Start of Supplied data
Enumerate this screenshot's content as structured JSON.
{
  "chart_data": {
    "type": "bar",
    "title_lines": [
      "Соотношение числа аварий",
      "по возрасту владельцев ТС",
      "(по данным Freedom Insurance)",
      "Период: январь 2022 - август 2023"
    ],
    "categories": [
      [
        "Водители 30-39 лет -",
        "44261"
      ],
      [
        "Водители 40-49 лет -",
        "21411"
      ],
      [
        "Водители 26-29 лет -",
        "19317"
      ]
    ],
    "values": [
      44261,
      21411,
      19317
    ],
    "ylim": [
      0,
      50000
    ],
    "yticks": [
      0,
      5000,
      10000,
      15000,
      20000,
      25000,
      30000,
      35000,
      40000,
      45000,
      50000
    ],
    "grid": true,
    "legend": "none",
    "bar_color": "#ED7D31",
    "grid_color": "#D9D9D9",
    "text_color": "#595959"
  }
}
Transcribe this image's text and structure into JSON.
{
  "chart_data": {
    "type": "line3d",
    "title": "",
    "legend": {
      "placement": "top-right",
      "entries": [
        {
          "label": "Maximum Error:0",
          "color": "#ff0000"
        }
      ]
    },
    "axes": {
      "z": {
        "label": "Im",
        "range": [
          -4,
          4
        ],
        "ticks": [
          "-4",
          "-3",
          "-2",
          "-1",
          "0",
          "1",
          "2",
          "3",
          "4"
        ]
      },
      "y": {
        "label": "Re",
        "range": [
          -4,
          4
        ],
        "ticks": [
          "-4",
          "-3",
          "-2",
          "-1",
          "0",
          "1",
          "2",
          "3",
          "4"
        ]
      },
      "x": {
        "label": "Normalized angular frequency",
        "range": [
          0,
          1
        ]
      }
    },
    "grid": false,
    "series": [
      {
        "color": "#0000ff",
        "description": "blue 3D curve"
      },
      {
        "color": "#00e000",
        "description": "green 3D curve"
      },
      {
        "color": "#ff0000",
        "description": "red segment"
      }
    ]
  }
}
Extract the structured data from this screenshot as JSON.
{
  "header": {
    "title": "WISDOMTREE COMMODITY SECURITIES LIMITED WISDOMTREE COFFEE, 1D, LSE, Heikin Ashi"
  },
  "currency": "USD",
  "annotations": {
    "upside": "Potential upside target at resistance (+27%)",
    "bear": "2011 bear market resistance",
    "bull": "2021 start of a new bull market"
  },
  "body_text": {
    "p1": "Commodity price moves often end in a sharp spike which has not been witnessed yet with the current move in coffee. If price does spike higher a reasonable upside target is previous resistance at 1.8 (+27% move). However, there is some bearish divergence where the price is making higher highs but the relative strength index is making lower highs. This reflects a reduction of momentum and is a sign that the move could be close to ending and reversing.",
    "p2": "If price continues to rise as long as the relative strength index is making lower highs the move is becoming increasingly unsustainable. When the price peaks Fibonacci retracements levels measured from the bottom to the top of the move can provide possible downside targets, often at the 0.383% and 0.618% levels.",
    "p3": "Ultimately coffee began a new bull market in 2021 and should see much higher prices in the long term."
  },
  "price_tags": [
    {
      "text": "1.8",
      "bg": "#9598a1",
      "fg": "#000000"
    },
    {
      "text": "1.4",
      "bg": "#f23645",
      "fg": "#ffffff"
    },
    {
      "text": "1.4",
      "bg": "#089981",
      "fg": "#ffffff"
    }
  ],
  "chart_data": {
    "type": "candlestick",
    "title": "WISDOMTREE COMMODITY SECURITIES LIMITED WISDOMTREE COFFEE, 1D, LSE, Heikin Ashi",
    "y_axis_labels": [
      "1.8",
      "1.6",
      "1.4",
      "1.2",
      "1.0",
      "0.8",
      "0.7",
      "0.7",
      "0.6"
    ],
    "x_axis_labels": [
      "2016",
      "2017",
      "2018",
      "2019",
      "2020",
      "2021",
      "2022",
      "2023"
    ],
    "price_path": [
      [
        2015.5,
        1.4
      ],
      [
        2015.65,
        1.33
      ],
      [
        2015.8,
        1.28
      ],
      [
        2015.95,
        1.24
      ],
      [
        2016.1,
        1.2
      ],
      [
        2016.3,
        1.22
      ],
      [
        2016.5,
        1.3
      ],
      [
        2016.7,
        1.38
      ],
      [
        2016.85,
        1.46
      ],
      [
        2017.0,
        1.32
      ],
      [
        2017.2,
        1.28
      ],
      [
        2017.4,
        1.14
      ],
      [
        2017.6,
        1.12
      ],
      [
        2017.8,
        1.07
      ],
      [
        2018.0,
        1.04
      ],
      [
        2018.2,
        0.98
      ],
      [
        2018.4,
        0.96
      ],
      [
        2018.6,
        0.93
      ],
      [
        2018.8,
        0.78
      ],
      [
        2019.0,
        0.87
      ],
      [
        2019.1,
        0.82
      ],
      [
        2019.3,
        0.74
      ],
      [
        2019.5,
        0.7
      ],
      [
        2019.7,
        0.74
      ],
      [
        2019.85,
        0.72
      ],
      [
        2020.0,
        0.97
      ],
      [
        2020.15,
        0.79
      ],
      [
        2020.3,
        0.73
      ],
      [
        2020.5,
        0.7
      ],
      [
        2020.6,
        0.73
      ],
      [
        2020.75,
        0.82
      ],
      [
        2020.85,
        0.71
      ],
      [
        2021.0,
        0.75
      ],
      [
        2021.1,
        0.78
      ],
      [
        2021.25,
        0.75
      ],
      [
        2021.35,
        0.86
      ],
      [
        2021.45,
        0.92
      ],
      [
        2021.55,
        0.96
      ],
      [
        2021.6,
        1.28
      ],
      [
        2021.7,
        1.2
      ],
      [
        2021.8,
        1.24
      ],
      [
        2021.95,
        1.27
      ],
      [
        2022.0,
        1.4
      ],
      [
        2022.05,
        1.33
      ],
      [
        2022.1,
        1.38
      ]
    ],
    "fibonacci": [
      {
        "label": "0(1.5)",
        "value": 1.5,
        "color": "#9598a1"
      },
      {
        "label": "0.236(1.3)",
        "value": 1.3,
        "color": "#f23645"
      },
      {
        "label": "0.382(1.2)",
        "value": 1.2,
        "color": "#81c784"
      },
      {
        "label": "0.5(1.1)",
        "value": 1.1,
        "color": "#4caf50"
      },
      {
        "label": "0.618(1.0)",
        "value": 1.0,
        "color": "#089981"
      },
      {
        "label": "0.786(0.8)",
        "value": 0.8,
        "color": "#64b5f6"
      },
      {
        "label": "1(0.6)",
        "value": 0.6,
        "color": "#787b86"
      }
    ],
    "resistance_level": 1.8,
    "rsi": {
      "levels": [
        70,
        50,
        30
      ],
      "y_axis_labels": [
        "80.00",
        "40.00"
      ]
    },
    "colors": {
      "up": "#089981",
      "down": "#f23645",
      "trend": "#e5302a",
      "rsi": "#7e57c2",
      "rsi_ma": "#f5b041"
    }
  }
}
End of Supplied data
**Your instructions:** Scan the lines for the string "move". Pick out every line that has it.

**Answer to this problem:**
    "p1": "Commodity price moves often end in a sharp spike which has not been witnessed yet with the current move in coffee. If price does spike higher a reasonable upside target is previous resistance at 1.8 (+27% move). However, there is some bearish divergence where the price is making higher highs but the relative strength index is making lower highs. This reflects a reduction of momentum and is a sign that the move could be close to ending and reversing.",
    "p2": "If price continues to rise as long as the relative strength index is making lower highs the move is becoming increasingly unsustainable. When the price peaks Fibonacci retracements levels measured from the bottom to the top of the move can provide possible downside targets, often at the 0.383% and 0.618% levels.",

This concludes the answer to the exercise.